=== Set exercise ===
Comb the records below for the string "partir" and copy each line where it turns up.

=== Data excerpts ===
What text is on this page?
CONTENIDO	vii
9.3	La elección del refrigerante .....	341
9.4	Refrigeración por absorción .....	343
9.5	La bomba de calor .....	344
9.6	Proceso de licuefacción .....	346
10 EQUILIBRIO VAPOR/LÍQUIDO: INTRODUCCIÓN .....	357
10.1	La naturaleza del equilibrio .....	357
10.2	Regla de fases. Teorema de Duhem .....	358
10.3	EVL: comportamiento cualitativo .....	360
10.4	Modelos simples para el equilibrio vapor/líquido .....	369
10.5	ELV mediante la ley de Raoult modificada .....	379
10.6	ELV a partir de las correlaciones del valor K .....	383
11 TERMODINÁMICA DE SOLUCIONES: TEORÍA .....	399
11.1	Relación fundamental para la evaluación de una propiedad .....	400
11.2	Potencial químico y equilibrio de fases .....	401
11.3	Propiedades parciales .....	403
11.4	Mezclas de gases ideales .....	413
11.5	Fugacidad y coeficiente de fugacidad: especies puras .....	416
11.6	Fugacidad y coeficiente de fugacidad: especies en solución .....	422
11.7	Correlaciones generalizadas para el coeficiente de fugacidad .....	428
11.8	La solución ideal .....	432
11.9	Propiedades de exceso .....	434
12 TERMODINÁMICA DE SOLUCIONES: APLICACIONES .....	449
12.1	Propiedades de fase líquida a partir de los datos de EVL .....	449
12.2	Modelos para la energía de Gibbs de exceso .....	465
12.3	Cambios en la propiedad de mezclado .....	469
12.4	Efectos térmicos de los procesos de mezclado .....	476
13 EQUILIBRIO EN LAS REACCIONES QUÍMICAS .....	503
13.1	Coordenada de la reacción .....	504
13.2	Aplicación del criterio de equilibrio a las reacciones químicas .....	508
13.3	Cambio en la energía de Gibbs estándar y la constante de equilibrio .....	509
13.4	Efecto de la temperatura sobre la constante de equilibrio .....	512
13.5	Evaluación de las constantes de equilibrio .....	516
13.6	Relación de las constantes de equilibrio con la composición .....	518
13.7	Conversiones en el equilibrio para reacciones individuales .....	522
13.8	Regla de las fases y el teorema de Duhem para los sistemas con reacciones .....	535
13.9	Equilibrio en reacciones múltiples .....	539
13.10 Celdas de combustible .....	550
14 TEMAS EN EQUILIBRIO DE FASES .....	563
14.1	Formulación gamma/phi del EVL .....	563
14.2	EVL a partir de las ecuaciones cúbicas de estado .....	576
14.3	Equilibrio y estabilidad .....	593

=== Output ===
10.6	ELV a partir de las correlaciones del valor K .....	383
12.1	Propiedades de fase líquida a partir de los datos de EVL .....	449
14.2	EVL a partir de las ecuaciones cúbicas de estado .....	576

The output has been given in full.